■ DATASET ENTRIES
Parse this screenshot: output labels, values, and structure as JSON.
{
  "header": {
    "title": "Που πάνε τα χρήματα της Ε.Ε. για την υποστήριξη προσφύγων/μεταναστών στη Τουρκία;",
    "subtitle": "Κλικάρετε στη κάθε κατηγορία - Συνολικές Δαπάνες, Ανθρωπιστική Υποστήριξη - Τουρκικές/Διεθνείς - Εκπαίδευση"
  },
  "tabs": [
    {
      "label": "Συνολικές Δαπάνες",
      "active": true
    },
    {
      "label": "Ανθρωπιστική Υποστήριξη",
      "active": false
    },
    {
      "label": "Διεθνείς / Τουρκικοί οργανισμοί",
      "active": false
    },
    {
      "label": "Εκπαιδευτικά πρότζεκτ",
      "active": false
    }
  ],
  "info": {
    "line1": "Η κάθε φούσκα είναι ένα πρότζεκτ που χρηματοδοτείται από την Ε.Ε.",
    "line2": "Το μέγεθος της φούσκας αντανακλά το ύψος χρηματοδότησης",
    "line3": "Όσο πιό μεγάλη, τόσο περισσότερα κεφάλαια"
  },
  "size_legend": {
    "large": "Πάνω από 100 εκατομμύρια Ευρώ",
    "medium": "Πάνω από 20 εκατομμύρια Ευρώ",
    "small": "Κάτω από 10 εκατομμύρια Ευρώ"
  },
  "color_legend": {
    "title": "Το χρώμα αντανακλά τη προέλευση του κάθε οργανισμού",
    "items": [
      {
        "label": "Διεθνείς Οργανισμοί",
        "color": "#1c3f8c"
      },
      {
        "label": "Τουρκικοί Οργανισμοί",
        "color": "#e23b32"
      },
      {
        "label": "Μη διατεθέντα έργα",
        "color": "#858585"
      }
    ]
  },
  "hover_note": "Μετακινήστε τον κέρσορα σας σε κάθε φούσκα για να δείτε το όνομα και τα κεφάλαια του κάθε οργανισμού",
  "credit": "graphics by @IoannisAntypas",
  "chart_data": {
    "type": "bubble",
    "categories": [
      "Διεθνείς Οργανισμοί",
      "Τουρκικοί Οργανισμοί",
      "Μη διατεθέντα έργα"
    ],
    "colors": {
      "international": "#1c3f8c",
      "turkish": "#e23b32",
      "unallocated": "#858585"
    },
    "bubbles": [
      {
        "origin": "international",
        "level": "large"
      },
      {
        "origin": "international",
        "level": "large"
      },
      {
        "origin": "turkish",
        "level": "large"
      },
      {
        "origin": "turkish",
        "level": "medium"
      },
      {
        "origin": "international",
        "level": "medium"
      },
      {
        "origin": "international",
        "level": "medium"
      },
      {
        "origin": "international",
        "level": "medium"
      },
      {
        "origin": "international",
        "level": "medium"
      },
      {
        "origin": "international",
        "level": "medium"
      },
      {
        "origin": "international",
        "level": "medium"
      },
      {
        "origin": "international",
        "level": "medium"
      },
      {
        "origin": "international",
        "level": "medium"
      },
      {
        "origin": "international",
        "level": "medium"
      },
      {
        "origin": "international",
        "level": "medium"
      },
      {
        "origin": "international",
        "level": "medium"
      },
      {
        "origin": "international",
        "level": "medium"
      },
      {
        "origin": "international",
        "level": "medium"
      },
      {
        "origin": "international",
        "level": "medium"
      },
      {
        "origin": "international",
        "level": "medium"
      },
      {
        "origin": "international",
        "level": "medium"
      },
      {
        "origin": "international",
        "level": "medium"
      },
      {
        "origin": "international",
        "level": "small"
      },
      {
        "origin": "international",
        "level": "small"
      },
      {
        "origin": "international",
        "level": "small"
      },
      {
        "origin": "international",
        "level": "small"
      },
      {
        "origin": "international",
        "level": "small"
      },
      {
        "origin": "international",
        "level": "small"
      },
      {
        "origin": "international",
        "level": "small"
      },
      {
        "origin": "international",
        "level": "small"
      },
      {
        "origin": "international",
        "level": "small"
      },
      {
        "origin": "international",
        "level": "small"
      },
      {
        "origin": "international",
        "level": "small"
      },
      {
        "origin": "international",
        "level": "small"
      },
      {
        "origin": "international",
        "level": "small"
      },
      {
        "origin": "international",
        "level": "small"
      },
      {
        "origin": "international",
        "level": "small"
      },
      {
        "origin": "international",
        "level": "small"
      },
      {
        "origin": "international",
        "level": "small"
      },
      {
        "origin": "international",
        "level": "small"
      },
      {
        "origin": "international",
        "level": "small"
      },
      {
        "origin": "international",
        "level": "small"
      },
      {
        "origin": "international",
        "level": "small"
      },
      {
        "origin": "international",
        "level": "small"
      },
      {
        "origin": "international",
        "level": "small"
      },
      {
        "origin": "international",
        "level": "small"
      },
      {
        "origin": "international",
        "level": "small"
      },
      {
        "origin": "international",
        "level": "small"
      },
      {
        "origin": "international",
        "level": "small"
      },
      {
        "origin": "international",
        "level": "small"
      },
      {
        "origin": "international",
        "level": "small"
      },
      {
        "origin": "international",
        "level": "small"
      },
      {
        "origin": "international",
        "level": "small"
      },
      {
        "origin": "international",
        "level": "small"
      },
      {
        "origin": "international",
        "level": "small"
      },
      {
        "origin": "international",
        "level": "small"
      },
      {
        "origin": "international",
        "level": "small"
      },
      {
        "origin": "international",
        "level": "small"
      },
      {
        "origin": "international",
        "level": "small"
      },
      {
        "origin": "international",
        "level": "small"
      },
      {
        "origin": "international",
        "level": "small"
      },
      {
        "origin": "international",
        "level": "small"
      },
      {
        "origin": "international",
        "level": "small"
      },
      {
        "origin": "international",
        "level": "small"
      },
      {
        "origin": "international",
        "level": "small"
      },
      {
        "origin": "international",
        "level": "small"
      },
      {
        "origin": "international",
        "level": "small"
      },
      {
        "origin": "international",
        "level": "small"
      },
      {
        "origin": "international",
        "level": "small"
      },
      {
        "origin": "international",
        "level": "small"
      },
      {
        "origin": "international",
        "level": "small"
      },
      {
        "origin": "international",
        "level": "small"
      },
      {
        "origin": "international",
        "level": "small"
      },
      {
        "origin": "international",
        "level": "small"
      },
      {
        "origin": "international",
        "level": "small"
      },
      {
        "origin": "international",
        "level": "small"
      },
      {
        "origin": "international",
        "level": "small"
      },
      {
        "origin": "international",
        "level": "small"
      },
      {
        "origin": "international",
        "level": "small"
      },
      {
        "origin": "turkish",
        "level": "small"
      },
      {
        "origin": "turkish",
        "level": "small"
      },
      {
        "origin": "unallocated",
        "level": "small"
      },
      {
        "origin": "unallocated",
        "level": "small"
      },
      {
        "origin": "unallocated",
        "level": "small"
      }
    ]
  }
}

■ TO DO
Above are the entries; count how many of their lines contain the word "Πάνω" and give only that number.

■ WORKED ANSWER
2